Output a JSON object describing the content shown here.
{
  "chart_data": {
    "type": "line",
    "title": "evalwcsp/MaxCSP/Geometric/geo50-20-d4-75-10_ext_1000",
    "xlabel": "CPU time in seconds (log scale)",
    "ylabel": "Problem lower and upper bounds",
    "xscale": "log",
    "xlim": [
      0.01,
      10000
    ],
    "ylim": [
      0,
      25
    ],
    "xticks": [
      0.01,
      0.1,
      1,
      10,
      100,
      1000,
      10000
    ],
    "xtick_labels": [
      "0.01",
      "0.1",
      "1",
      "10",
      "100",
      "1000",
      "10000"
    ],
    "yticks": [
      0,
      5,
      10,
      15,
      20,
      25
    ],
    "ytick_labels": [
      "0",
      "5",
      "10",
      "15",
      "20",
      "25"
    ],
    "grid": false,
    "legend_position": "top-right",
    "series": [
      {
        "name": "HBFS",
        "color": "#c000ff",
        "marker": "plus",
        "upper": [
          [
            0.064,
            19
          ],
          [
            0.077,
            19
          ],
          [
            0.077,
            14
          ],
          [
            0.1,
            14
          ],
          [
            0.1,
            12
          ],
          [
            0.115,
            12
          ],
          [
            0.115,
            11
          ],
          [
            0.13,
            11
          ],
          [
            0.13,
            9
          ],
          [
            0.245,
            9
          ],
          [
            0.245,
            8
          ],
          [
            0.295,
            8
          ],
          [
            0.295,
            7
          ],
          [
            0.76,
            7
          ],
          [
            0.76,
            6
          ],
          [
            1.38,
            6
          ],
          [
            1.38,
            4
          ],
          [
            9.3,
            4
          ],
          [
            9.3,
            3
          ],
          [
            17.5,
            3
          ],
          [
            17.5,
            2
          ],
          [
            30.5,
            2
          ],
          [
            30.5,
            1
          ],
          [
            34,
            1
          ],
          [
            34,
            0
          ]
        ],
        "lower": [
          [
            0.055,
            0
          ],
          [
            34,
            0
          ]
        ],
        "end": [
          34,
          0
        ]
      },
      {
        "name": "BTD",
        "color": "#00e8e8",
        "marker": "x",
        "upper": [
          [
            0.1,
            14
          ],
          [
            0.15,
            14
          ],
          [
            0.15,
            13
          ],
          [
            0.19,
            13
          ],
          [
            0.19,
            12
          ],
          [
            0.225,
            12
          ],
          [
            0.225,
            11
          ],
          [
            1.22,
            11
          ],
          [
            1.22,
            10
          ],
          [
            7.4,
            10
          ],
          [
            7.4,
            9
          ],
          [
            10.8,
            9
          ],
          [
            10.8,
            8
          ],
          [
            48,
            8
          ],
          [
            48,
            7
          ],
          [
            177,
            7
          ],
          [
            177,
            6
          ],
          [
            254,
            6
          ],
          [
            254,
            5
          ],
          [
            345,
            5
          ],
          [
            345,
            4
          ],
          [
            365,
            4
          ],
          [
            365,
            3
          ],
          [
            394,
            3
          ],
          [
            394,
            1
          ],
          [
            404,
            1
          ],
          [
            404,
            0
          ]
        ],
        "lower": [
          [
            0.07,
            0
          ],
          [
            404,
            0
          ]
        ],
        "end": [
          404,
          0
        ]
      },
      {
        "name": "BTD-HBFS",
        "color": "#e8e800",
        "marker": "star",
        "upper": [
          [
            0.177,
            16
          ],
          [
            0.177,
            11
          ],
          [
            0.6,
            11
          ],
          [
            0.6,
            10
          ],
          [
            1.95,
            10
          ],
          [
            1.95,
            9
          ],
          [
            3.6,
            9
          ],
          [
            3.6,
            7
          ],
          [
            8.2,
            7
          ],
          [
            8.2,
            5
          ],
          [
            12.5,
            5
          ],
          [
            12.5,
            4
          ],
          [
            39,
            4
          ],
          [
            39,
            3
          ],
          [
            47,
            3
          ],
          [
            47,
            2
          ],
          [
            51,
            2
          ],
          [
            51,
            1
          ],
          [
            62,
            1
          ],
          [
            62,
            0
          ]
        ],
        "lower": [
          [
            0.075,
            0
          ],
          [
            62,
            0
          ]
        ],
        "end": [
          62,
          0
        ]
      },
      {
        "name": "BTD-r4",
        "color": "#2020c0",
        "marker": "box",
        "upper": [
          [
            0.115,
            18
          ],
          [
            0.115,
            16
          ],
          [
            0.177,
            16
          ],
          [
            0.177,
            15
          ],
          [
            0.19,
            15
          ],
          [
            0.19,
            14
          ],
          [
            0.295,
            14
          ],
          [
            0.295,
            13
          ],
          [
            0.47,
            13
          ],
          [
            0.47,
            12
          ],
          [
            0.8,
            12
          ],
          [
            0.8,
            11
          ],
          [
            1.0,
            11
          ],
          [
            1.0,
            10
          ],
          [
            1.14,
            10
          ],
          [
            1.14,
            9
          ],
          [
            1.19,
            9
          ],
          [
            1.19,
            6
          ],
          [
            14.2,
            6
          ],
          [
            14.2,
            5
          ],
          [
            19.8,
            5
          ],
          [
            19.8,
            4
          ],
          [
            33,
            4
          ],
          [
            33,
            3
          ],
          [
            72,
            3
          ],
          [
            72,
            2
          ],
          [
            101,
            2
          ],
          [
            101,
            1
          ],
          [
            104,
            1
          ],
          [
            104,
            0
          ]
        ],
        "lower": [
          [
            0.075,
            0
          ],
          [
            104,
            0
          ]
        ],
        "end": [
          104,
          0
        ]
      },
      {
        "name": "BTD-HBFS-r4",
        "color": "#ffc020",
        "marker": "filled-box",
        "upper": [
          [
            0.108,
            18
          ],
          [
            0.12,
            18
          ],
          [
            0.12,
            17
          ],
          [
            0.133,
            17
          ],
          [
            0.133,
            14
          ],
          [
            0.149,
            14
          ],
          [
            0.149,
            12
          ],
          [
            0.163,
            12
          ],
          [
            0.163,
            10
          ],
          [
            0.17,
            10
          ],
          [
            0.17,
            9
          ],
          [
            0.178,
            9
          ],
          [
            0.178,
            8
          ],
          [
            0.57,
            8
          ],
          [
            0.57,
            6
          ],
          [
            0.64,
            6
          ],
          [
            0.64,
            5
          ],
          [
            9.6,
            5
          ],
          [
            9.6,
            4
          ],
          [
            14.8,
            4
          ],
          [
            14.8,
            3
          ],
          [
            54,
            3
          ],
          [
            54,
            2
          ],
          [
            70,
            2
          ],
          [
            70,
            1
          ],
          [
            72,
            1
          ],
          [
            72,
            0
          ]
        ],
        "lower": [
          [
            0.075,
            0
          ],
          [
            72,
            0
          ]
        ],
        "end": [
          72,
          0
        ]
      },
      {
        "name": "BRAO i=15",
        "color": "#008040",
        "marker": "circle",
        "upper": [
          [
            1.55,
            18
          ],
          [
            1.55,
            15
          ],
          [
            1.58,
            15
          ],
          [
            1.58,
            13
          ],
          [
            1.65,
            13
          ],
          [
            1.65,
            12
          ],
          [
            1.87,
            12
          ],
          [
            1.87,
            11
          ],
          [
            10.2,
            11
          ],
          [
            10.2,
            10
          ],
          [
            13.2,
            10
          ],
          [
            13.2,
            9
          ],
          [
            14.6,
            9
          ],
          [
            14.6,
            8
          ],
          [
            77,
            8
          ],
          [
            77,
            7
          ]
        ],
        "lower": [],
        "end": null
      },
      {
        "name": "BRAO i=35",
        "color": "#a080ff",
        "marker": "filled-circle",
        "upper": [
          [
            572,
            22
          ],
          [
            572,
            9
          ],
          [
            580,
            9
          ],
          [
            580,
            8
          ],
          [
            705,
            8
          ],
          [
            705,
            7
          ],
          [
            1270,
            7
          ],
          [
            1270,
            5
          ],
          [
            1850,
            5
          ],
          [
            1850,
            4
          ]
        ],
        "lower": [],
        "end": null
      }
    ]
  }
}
::::::::::
What is asked
Make a tally of the lines in this data that include the string "circle", and answer with that tally alone.

Output below
2